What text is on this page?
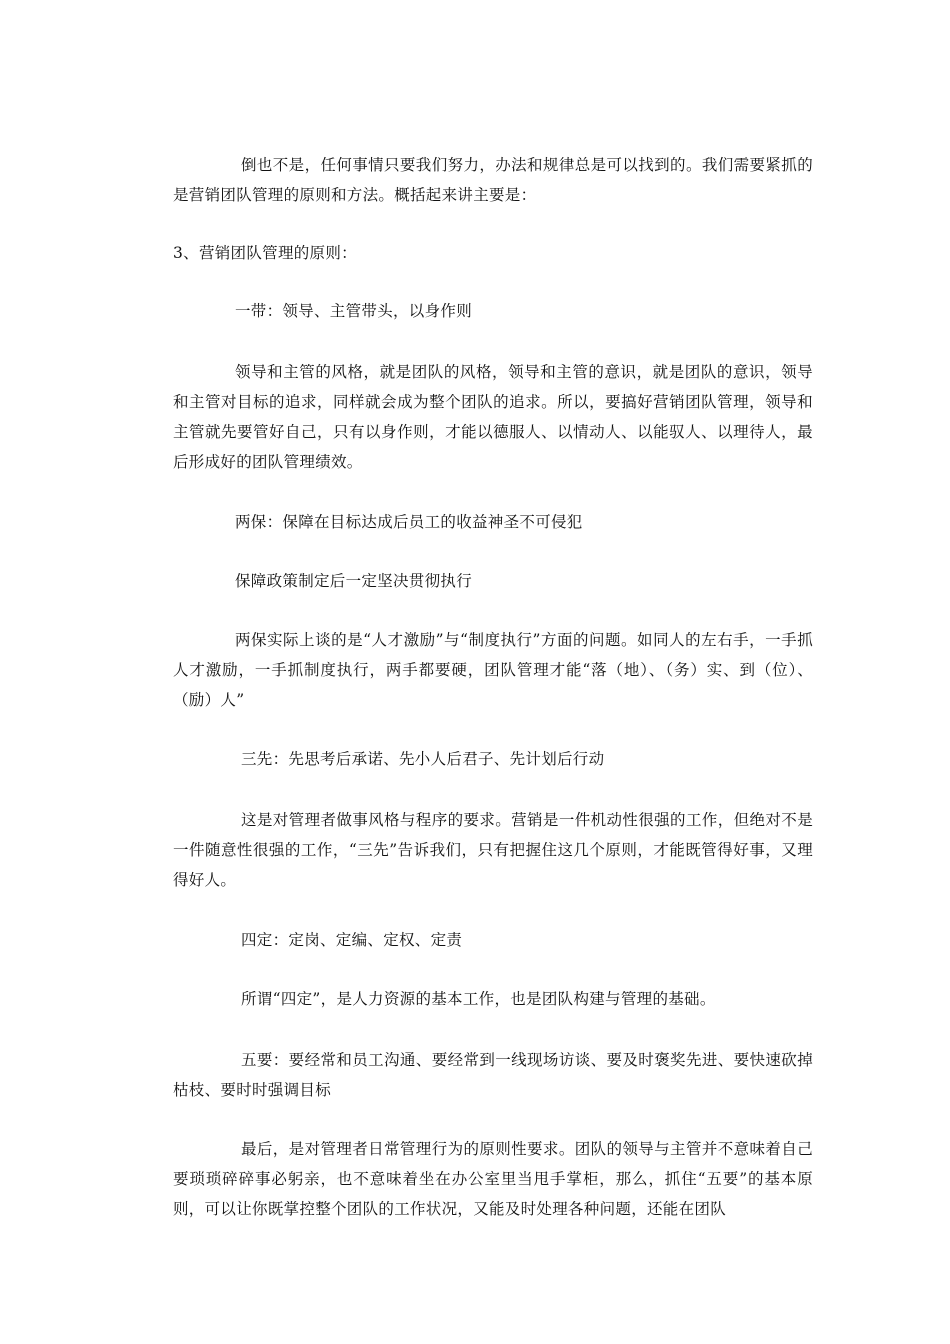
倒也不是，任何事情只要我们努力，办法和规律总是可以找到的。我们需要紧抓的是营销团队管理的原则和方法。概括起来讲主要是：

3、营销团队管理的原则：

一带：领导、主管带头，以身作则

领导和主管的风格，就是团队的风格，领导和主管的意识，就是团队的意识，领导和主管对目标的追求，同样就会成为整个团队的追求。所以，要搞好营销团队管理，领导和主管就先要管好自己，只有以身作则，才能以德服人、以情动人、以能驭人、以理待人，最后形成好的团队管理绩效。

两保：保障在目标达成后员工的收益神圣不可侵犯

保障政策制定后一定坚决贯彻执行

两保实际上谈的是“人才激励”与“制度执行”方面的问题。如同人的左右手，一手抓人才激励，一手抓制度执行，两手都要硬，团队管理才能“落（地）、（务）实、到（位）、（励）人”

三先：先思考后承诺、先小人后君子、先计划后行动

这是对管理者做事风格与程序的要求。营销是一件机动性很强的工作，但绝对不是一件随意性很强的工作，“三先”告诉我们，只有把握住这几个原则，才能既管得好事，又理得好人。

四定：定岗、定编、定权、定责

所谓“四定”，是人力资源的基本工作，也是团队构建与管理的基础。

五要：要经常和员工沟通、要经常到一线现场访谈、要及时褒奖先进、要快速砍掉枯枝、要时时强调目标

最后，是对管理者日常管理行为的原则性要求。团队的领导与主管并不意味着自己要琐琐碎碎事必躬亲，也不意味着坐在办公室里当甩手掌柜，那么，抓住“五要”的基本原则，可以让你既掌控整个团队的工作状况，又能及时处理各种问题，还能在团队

--

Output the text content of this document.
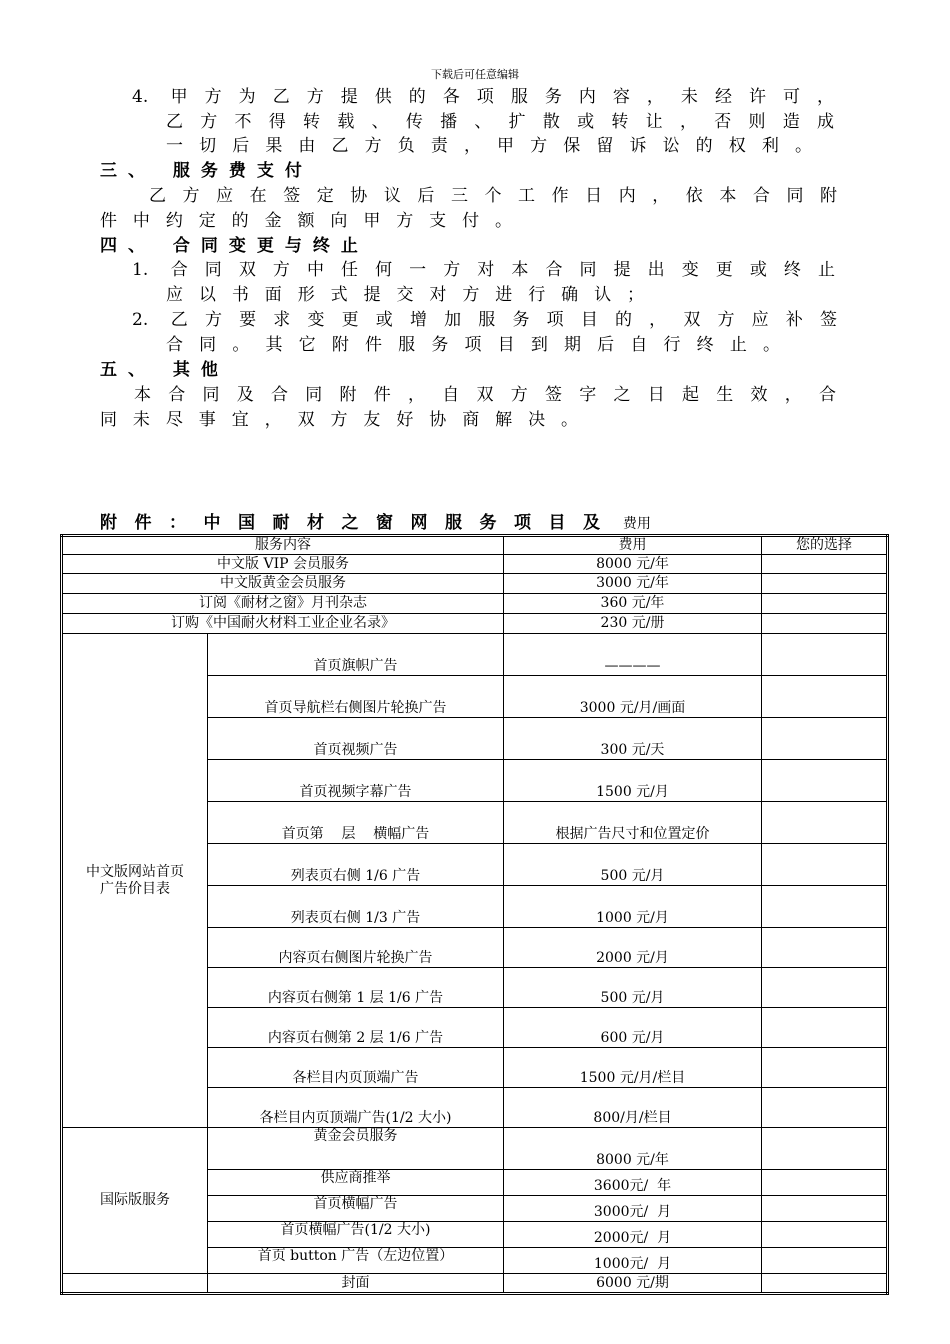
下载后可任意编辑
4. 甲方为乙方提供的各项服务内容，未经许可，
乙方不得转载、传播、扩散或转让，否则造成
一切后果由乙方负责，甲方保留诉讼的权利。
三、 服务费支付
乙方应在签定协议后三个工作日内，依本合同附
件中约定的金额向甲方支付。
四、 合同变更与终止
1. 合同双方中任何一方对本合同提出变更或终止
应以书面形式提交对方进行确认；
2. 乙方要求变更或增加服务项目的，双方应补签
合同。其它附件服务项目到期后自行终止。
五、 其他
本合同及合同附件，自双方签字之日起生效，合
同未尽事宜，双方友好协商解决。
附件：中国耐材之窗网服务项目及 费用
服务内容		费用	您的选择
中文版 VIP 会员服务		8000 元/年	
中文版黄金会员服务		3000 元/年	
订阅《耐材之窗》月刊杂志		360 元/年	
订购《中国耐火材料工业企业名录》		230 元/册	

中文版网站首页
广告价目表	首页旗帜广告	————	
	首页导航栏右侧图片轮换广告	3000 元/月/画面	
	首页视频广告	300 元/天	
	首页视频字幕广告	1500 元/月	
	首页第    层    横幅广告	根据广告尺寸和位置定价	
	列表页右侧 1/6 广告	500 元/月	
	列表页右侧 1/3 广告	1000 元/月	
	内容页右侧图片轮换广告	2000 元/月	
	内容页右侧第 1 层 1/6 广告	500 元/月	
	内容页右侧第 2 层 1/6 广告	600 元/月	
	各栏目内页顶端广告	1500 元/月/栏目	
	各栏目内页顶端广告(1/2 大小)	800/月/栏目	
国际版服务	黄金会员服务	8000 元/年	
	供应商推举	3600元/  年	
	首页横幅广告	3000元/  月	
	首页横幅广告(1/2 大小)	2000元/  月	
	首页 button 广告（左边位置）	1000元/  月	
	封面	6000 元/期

---

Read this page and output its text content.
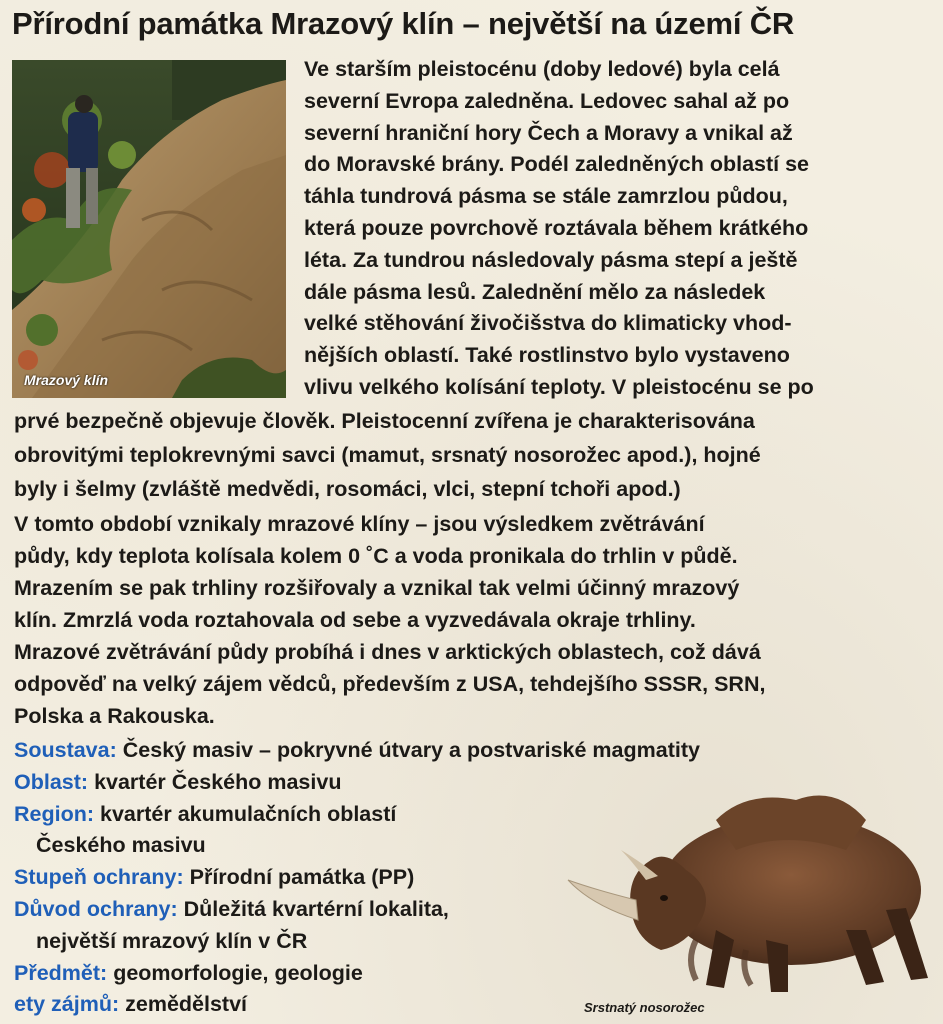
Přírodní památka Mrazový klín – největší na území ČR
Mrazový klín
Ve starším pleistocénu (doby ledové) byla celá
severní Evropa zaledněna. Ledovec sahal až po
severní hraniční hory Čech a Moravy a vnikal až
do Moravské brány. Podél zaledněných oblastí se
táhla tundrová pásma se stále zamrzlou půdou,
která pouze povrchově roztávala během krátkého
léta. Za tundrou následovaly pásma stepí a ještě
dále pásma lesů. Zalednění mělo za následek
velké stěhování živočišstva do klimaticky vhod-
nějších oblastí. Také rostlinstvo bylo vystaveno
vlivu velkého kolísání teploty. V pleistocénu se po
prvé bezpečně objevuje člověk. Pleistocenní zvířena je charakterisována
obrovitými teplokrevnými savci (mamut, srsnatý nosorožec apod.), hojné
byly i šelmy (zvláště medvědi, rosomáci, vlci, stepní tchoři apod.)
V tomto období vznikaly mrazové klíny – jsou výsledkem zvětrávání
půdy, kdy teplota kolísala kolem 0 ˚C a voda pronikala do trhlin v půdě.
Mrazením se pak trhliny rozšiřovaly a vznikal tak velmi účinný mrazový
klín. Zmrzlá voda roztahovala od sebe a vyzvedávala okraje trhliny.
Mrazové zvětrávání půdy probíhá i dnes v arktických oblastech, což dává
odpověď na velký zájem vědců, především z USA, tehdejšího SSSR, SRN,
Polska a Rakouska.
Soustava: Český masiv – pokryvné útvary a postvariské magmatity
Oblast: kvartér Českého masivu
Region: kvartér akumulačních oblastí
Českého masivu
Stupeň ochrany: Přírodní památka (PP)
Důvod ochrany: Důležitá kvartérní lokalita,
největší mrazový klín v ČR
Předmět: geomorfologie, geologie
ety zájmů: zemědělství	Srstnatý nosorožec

### Exercise brief
Show all lines in the entries above where the word "oblastí" appears.

### Task response
do Moravské brány. Podél zaledněných oblastí se
nějších oblastí. Také rostlinstvo bylo vystaveno
Region: kvartér akumulačních oblastí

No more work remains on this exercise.